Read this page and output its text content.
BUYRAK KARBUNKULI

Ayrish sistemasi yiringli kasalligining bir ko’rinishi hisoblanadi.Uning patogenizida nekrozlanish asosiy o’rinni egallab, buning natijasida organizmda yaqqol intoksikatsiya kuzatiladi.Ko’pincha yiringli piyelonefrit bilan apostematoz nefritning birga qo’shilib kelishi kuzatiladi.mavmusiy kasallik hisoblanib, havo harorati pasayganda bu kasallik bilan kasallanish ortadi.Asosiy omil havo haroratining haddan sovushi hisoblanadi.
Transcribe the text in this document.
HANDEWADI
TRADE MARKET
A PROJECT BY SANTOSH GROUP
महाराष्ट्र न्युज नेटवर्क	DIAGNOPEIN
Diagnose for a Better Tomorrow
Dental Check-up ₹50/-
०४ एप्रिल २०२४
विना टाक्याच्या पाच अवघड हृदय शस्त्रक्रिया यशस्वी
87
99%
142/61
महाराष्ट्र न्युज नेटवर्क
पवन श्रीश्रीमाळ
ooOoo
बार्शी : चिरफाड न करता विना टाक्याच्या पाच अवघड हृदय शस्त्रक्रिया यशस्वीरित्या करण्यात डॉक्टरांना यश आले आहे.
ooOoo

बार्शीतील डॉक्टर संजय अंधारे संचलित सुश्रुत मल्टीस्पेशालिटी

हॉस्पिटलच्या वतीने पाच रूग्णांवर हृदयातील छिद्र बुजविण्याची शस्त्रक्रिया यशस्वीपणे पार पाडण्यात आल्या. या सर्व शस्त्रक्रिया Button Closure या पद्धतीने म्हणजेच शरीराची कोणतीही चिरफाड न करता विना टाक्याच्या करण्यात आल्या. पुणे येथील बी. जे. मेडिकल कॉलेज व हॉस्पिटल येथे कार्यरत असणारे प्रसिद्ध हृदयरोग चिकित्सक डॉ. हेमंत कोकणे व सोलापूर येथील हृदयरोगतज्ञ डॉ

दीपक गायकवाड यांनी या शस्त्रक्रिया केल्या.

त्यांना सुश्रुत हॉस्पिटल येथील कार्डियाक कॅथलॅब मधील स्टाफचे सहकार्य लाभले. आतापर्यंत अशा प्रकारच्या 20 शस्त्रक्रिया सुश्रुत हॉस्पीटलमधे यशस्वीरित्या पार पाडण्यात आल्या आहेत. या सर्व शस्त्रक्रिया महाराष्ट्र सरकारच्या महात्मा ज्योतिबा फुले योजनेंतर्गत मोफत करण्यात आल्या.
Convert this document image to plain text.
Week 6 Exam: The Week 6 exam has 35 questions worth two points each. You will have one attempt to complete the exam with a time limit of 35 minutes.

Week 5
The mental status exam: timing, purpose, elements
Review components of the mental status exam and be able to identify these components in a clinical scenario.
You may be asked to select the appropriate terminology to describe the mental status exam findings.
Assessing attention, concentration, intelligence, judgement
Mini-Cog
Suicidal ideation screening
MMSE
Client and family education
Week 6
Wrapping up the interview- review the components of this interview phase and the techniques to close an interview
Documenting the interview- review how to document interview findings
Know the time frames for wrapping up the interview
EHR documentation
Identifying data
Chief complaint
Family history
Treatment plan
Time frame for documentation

--------

**Exercise prompt**
Where a line holds "documentation", copy that line.

**Solution to the exercise**
EHR documentation
Time frame for documentation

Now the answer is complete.